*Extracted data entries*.
=====

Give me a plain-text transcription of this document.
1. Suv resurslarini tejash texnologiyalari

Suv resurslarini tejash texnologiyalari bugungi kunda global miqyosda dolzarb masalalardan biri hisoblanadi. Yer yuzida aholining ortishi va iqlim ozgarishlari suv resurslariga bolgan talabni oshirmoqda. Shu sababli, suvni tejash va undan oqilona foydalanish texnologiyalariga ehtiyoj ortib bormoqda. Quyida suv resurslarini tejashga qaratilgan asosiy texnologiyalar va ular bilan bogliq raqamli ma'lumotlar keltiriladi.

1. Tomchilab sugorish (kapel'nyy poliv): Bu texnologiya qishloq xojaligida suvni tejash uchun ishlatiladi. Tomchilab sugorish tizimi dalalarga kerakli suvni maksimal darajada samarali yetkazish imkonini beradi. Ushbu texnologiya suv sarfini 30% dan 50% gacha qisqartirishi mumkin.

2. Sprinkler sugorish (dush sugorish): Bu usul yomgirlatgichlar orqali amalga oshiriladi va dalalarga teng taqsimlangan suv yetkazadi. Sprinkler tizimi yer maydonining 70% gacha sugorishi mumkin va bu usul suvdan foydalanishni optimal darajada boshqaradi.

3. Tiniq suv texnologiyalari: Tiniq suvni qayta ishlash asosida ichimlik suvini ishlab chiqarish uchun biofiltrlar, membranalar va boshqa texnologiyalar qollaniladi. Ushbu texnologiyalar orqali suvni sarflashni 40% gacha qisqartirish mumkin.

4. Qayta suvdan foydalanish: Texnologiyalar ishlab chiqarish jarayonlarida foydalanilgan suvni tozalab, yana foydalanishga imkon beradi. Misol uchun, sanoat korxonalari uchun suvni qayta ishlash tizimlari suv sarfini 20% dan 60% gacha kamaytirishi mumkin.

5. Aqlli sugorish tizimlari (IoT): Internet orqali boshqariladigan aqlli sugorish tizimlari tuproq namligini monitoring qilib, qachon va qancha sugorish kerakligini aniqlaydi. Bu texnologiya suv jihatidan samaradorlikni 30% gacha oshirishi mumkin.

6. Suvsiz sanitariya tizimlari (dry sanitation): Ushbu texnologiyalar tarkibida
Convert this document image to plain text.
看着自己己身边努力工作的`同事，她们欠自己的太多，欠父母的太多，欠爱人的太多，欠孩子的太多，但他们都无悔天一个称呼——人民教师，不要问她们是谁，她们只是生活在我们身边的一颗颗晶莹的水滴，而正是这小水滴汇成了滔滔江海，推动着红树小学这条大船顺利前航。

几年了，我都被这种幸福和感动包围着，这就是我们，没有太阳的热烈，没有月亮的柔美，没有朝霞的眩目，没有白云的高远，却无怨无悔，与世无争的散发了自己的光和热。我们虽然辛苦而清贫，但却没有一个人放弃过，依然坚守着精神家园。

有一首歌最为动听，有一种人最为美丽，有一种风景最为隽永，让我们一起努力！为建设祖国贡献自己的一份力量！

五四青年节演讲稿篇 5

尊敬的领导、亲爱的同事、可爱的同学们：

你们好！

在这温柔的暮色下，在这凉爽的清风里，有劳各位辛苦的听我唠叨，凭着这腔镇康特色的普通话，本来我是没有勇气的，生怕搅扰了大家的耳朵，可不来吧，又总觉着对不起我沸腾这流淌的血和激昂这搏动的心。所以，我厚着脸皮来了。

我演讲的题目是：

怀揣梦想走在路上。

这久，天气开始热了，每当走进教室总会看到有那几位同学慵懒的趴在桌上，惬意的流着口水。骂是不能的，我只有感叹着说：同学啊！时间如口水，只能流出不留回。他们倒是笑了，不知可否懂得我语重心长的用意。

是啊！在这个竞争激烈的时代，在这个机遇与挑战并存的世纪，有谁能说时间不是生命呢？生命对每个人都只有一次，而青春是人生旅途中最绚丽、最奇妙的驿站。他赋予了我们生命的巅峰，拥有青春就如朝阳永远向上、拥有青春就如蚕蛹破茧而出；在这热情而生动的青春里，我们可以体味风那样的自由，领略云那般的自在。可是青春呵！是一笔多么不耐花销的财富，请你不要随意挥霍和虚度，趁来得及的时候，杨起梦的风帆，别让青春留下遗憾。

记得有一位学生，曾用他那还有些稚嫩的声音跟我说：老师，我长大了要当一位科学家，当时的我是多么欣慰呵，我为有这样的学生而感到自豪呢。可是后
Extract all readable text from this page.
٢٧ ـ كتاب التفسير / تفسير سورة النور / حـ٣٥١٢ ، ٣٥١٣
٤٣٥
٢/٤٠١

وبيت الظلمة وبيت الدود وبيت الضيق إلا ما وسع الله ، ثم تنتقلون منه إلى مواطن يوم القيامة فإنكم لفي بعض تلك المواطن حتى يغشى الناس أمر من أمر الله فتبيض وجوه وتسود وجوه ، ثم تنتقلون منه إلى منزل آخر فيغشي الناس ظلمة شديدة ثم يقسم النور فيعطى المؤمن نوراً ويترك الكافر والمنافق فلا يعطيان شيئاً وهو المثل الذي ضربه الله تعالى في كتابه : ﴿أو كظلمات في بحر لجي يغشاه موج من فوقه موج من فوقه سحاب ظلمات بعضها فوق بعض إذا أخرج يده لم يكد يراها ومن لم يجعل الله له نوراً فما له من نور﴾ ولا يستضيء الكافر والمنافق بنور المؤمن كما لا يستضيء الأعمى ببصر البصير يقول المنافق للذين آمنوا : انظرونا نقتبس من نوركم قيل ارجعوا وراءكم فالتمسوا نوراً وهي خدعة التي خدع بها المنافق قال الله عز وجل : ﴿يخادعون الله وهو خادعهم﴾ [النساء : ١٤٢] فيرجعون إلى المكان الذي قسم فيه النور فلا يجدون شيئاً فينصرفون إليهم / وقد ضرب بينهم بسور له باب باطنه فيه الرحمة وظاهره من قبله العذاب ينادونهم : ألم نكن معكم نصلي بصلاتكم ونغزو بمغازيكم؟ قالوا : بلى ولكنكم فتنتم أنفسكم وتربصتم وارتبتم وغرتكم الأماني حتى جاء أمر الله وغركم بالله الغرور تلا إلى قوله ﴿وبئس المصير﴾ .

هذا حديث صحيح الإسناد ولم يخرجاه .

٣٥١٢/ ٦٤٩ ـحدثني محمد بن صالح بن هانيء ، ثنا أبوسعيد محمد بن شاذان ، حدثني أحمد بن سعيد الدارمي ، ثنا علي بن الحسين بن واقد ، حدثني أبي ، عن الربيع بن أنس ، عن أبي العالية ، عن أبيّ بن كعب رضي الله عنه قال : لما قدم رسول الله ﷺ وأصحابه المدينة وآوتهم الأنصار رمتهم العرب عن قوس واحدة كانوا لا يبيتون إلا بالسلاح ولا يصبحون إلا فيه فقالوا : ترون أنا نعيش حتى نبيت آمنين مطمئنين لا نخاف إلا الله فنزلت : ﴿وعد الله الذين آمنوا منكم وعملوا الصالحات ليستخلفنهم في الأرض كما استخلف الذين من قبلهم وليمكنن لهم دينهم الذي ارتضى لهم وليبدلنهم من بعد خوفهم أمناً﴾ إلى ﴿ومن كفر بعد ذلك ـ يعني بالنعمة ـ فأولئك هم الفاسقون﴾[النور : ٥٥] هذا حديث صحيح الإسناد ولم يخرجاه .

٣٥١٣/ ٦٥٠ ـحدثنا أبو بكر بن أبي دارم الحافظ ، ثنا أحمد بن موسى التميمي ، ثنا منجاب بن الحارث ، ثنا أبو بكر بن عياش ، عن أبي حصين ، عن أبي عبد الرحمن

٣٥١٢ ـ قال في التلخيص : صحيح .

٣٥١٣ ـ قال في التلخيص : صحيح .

=====

Check each line of the data above for the string "this", then report how many lines have it, with no other words.

*Written reply*. 3